# DATASET ENTRIES
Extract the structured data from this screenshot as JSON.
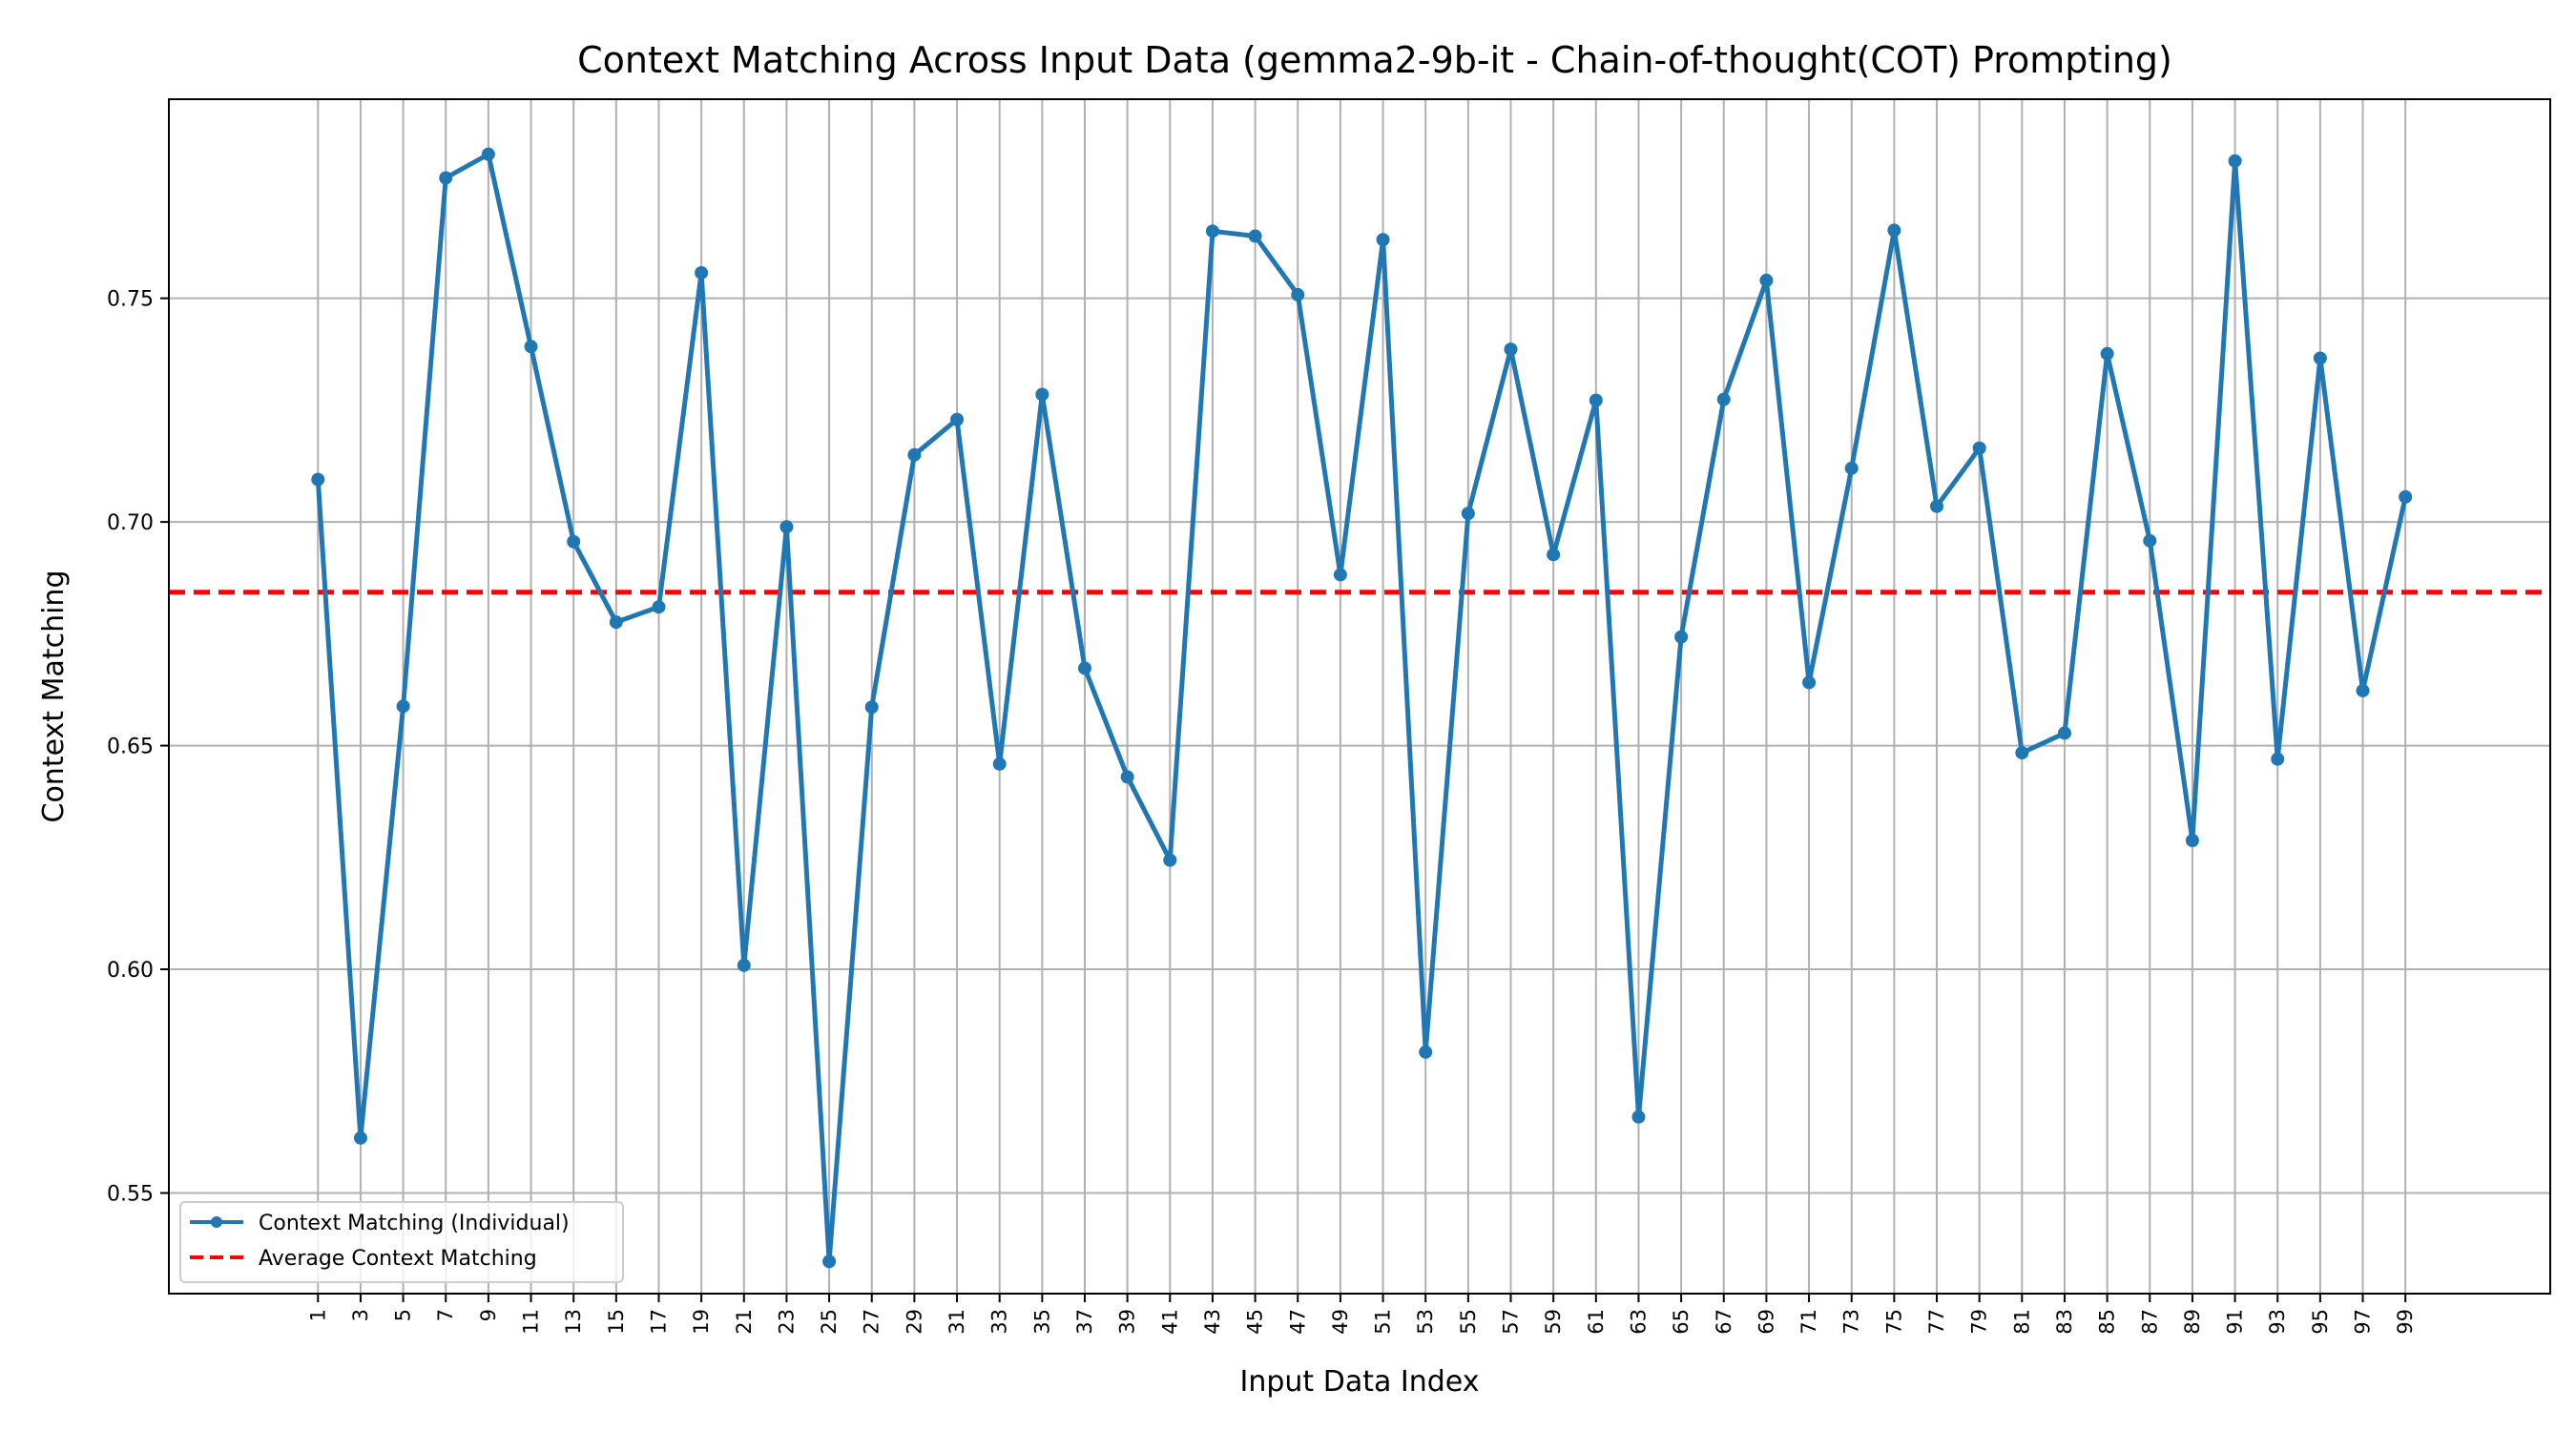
{
  "chart_data": {
    "type": "line",
    "title": "Context Matching Across Input Data (gemma2-9b-it - Chain-of-thought(COT) Prompting)",
    "xlabel": "Input Data Index",
    "ylabel": "Context Matching",
    "x": [
      1,
      3,
      5,
      7,
      9,
      11,
      13,
      15,
      17,
      19,
      21,
      23,
      25,
      27,
      29,
      31,
      33,
      35,
      37,
      39,
      41,
      43,
      45,
      47,
      49,
      51,
      53,
      55,
      57,
      59,
      61,
      63,
      65,
      67,
      69,
      71,
      73,
      75,
      77,
      79,
      81,
      83,
      85,
      87,
      89,
      91,
      93,
      95,
      97,
      99
    ],
    "xticks": [
      "1",
      "3",
      "5",
      "7",
      "9",
      "11",
      "13",
      "15",
      "17",
      "19",
      "21",
      "23",
      "25",
      "27",
      "29",
      "31",
      "33",
      "35",
      "37",
      "39",
      "41",
      "43",
      "45",
      "47",
      "49",
      "51",
      "53",
      "55",
      "57",
      "59",
      "61",
      "63",
      "65",
      "67",
      "69",
      "71",
      "73",
      "75",
      "77",
      "79",
      "81",
      "83",
      "85",
      "87",
      "89",
      "91",
      "93",
      "95",
      "97",
      "99"
    ],
    "yticks": [
      "0.55",
      "0.60",
      "0.65",
      "0.70",
      "0.75"
    ],
    "yticks_values": [
      0.55,
      0.6,
      0.65,
      0.7,
      0.75
    ],
    "xlim": [
      -6.0,
      105.8
    ],
    "ylim": [
      0.5275,
      0.7945
    ],
    "grid": true,
    "legend_position": "lower-left",
    "series": [
      {
        "name": "Context Matching (Individual)",
        "color": "#1f77b4",
        "marker": "circle",
        "values": [
          0.7095,
          0.5623,
          0.6588,
          0.7769,
          0.7822,
          0.7392,
          0.6956,
          0.6776,
          0.681,
          0.7557,
          0.6009,
          0.6989,
          0.5347,
          0.6586,
          0.715,
          0.7229,
          0.6459,
          0.7285,
          0.6673,
          0.643,
          0.6244,
          0.765,
          0.7639,
          0.7508,
          0.6882,
          0.7631,
          0.5815,
          0.7019,
          0.7386,
          0.6927,
          0.7272,
          0.567,
          0.6743,
          0.7274,
          0.754,
          0.6641,
          0.712,
          0.7652,
          0.7035,
          0.7165,
          0.6484,
          0.6528,
          0.7376,
          0.6958,
          0.6288,
          0.7807,
          0.647,
          0.7366,
          0.6623,
          0.7056
        ]
      }
    ],
    "average": {
      "name": "Average Context Matching",
      "value": 0.6843,
      "color": "#ff0000",
      "style": "dashed"
    }
  }
}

# EXERCISE
Each line above that holds the string "Input" should be copied and shown.

# EXPECTED ANSWER
    "title": "Context Matching Across Input Data (gemma2-9b-it - Chain-of-thought(COT) Prompting)",
    "xlabel": "Input Data Index",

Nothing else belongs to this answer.